Task requirements: In the records, find each line where "screenshot" occurs, and copy it.

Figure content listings
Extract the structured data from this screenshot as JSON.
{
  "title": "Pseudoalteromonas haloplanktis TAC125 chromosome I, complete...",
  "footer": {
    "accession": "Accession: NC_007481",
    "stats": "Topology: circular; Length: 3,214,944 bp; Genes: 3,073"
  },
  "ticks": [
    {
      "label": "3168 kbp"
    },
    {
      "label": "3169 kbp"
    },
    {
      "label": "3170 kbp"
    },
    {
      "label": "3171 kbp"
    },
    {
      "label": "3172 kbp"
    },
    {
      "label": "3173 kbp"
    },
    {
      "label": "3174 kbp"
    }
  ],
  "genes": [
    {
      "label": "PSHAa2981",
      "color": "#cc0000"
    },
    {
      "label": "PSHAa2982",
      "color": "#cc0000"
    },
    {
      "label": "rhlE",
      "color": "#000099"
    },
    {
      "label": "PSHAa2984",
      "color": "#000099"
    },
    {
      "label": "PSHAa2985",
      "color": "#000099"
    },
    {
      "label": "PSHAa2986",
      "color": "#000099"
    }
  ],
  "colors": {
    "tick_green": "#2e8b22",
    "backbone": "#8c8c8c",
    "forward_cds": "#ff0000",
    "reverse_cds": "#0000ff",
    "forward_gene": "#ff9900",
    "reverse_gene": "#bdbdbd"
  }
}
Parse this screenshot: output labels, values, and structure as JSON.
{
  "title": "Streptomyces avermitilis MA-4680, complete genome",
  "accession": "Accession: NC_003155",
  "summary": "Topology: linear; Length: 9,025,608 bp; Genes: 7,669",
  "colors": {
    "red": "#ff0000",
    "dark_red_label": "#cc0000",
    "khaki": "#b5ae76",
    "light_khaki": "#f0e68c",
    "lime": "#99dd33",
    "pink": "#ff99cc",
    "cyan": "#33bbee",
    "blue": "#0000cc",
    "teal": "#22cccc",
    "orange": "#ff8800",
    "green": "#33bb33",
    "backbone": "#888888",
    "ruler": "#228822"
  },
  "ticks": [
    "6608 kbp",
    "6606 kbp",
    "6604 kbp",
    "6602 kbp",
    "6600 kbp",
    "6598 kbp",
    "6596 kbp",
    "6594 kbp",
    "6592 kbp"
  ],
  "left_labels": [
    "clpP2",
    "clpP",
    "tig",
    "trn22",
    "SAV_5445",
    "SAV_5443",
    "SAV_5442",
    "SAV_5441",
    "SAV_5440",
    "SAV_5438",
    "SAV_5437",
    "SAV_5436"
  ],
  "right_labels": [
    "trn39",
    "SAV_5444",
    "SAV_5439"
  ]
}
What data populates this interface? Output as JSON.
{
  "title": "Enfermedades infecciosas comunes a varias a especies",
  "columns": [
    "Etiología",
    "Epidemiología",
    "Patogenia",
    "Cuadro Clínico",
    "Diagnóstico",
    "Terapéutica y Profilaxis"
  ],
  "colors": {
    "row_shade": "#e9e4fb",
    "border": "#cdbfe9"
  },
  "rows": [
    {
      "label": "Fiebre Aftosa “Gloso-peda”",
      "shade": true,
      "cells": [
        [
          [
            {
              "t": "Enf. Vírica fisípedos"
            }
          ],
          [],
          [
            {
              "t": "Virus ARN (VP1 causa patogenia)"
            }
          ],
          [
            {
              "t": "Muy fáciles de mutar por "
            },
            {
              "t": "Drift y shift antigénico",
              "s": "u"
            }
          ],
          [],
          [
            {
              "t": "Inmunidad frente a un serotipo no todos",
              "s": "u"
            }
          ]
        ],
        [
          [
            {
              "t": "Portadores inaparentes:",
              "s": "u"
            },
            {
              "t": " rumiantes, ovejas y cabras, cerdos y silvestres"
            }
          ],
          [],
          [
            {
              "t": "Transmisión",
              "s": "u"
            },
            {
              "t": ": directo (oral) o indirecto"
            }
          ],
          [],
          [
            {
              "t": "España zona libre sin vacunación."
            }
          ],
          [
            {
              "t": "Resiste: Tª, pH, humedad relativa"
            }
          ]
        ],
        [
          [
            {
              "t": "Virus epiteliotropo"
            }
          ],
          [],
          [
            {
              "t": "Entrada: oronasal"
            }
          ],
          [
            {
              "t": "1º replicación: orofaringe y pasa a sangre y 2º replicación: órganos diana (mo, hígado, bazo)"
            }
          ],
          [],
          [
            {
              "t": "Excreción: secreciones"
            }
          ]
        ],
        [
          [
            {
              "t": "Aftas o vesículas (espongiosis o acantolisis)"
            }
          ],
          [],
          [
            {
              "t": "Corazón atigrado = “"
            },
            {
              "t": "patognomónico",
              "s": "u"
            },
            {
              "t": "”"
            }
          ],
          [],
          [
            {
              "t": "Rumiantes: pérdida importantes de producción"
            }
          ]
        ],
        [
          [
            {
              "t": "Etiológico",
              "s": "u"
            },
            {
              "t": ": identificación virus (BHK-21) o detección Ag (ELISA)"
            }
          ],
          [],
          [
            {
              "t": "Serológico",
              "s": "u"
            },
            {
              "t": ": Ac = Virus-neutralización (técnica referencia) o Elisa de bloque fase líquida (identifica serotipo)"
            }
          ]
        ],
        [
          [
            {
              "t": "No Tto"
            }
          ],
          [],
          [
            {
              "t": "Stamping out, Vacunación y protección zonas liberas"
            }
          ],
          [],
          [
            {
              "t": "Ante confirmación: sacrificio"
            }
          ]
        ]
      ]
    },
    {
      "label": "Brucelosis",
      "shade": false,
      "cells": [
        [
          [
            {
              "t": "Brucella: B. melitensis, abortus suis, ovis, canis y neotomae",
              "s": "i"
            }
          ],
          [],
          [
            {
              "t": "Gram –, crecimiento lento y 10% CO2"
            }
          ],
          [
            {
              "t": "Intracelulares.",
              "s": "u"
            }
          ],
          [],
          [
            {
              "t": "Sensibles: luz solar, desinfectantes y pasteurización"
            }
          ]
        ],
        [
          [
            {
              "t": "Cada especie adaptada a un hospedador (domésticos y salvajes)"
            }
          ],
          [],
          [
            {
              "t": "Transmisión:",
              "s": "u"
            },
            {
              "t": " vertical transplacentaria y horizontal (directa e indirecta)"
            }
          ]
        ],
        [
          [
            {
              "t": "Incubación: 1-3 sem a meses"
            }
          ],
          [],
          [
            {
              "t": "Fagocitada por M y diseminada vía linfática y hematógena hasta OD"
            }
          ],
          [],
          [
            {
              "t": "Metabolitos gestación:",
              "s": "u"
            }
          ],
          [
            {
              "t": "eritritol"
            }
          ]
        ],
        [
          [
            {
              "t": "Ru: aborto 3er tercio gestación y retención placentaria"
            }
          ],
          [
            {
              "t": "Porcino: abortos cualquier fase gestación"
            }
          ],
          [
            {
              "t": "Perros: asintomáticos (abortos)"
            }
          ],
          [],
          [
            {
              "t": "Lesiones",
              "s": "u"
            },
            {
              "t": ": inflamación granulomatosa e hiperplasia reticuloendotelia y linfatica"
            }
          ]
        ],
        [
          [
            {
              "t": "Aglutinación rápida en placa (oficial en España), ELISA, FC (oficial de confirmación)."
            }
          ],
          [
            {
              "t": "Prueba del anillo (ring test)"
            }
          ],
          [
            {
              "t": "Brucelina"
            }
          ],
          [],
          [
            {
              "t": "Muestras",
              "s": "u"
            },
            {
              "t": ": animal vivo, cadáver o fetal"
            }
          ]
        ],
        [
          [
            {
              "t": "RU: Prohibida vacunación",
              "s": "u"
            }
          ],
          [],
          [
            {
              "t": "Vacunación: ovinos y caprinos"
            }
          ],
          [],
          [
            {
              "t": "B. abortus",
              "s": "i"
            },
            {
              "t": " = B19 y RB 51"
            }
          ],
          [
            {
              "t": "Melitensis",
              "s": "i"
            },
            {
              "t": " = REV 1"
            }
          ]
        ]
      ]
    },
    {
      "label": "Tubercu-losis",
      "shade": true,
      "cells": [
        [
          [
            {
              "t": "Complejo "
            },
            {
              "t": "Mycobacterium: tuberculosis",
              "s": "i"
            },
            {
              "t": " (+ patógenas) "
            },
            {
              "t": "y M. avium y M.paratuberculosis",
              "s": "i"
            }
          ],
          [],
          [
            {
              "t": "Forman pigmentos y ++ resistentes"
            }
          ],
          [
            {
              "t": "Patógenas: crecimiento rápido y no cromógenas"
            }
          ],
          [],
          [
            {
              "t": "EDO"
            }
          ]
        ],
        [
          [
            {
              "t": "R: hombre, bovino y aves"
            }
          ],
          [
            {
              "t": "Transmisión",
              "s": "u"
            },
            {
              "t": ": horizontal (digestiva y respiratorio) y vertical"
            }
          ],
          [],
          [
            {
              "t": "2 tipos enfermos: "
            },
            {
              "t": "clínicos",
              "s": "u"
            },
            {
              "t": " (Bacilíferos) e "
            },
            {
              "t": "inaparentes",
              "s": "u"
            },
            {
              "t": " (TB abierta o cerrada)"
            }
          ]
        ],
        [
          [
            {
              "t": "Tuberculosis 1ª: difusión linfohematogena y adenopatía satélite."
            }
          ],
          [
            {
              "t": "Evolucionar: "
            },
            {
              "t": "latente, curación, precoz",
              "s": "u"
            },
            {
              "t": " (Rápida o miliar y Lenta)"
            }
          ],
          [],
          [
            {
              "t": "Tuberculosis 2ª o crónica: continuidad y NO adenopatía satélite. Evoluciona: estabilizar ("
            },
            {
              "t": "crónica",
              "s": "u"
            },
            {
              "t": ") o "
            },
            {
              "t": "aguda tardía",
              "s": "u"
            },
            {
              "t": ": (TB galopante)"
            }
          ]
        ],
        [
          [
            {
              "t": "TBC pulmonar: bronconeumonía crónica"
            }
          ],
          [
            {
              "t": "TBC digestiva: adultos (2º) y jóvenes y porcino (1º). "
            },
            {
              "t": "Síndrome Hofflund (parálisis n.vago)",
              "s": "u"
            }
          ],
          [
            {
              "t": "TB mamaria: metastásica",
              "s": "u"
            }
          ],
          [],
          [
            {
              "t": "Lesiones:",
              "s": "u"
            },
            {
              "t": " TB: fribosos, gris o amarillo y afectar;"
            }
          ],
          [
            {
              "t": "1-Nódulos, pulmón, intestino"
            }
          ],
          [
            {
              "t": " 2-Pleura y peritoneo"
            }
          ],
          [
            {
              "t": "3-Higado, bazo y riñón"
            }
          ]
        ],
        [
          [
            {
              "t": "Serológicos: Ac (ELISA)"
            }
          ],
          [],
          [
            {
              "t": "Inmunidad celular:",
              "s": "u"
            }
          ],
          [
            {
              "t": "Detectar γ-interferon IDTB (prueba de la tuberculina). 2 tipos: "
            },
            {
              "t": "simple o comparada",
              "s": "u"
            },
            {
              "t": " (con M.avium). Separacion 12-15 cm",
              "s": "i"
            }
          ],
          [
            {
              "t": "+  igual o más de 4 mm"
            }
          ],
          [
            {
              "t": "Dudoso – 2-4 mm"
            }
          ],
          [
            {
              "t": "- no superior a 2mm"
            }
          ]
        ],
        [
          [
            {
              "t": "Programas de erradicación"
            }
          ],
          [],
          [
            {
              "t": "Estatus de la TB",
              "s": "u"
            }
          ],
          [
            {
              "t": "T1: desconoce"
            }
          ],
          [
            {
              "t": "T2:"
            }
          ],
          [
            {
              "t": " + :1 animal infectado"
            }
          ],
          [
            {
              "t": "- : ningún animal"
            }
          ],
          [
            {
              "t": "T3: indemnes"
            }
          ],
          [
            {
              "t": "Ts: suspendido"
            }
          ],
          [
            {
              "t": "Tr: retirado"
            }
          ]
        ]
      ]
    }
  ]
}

Response:
Extract the structured data from this screenshot as JSON.
Parse this screenshot: output labels, values, and structure as JSON.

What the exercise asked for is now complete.